**Exercise**: Extract every line below, verbatim.
====
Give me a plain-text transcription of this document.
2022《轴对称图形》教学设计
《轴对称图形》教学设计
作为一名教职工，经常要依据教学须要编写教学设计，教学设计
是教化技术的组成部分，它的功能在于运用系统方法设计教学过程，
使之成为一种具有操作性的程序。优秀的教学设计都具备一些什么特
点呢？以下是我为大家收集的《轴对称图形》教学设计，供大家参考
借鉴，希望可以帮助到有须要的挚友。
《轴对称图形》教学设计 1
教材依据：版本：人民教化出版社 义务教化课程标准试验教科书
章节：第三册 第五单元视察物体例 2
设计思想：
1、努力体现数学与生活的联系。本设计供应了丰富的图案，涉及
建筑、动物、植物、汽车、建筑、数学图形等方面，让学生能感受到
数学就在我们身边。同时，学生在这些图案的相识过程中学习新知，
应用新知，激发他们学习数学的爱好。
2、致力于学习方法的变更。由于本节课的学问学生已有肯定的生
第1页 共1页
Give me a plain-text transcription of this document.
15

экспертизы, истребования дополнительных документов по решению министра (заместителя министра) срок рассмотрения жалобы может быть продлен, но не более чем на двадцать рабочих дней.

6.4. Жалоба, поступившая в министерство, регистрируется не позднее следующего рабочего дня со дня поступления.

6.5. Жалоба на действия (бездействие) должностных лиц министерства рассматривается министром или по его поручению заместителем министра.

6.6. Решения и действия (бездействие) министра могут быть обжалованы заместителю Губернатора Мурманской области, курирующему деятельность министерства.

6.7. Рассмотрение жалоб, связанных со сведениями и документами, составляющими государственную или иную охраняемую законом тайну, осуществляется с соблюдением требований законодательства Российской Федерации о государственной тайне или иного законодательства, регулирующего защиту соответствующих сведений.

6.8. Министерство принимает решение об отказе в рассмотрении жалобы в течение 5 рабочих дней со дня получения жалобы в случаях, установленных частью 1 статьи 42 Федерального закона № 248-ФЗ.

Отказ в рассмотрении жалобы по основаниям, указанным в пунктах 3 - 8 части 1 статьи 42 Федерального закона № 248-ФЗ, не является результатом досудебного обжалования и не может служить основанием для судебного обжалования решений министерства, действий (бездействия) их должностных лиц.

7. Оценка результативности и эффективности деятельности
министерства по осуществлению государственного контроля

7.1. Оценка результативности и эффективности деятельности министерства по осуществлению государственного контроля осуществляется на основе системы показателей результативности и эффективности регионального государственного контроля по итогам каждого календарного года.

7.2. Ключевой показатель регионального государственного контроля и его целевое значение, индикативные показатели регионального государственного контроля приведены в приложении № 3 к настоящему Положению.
====
**Reply**:
Give me a plain-text transcription of this document.
2022《轴对称图形》教学设计
《轴对称图形》教学设计
作为一名教职工，经常要依据教学须要编写教学设计，教学设计
是教化技术的组成部分，它的功能在于运用系统方法设计教学过程，
使之成为一种具有操作性的程序。优秀的教学设计都具备一些什么特
点呢？以下是我为大家收集的《轴对称图形》教学设计，供大家参考
借鉴，希望可以帮助到有须要的挚友。
《轴对称图形》教学设计 1
教材依据：版本：人民教化出版社 义务教化课程标准试验教科书
章节：第三册 第五单元视察物体例 2
设计思想：
1、努力体现数学与生活的联系。本设计供应了丰富的图案，涉及
建筑、动物、植物、汽车、建筑、数学图形等方面，让学生能感受到
数学就在我们身边。同时，学生在这些图案的相识过程中学习新知，
应用新知，激发他们学习数学的爱好。
2、致力于学习方法的变更。由于本节课的学问学生已有肯定的生
第1页 共1页
Give me a plain-text transcription of this document.
15

экспертизы, истребования дополнительных документов по решению министра (заместителя министра) срок рассмотрения жалобы может быть продлен, но не более чем на двадцать рабочих дней.

6.4. Жалоба, поступившая в министерство, регистрируется не позднее следующего рабочего дня со дня поступления.

6.5. Жалоба на действия (бездействие) должностных лиц министерства рассматривается министром или по его поручению заместителем министра.

6.6. Решения и действия (бездействие) министра могут быть обжалованы заместителю Губернатора Мурманской области, курирующему деятельность министерства.

6.7. Рассмотрение жалоб, связанных со сведениями и документами, составляющими государственную или иную охраняемую законом тайну, осуществляется с соблюдением требований законодательства Российской Федерации о государственной тайне или иного законодательства, регулирующего защиту соответствующих сведений.

6.8. Министерство принимает решение об отказе в рассмотрении жалобы в течение 5 рабочих дней со дня получения жалобы в случаях, установленных частью 1 статьи 42 Федерального закона № 248-ФЗ.

Отказ в рассмотрении жалобы по основаниям, указанным в пунктах 3 - 8 части 1 статьи 42 Федерального закона № 248-ФЗ, не является результатом досудебного обжалования и не может служить основанием для судебного обжалования решений министерства, действий (бездействия) их должностных лиц.

7. Оценка результативности и эффективности деятельности
министерства по осуществлению государственного контроля

7.1. Оценка результативности и эффективности деятельности министерства по осуществлению государственного контроля осуществляется на основе системы показателей результативности и эффективности регионального государственного контроля по итогам каждого календарного года.

7.2. Ключевой показатель регионального государственного контроля и его целевое значение, индикативные показатели регионального государственного контроля приведены в приложении № 3 к настоящему Положению.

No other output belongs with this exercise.